TASK TO COMPLETE: Write the next passage of the Indianapolis 500 preview below, starting right after its final sentence.

Indianapolis 500 Preview

The practices have all been run, qualifying runs have taken place, drivers have been bumped and the field has been set. Now all that’s left to do is run the race. Ok…there is Carb Day today, but it’s been a while since anything significant came out of Carb Day – other than more than a few unclean and unsightly people.

I’m all about tradition, but one thing that bucked tradition that just made sense was moving Carb Day from its traditional Thursday date to Friday. I’m not exactly sure when they did this, but it was probably over a decade ago. Moving it to Friday made sense for a lot of reasons, especially for those coming in from out of town.

Carb Day is really not my thing, and that’s not just age-related. When I was in my early twenties, it still would not have been my thing. I’m old enough to remember the original Snake Pit up in Turn One. When the 1967 race was halted for weather, we made our way back to our car that was parked in the infield. Our route took us through the Snake Pit. I was eight years old at the time and I saw things that an eight year-old should not see. It’s a wonder I was not scarred for life. Some think perhaps I was.

But I realize that Carb Day is a big deal to a lot of people, and it is probably a big money-maker for IMS – therefore I’m all for it.

DATASET SECTION:
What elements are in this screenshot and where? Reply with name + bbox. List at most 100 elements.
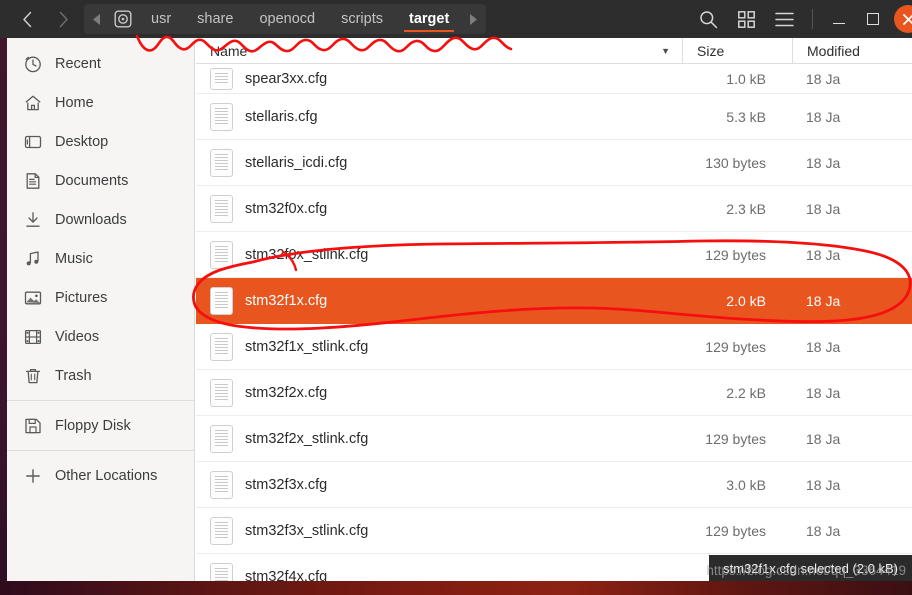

OUTPUT OF THE EXERCISE:
The one thing I do like about Carb Day is the practice, which serves as the dress rehearsal for the “500”. Unfortunately, the practice starts at 11:00 and lasts for only one hour, which makes it tough to make if you’re leaving Nashville that morning (losing an hour with the time change). Last year, we decided to drive up to Seymour, Indiana on Thursday night and stay in a very cheap hotel that my first wife would have turned up her nose at. Fortunately, Susan rolls with the punches and is not above staying at a place that was less than desirable. But with what we have to pay for our room each year on race weekend, I was not anxious to shell out much more.

Fleabag hotel aside, it worked out well. After a good night’s sleep, we got up and showered and made our way to IMS and were there by about 9:30 am, when most of the crowd was still somewhat sober – although it was already apparent that by showering that morning, we were in the vast minority. We took in the entire practice and were able to enjoy the morning and early afternoon before things got too rowdy.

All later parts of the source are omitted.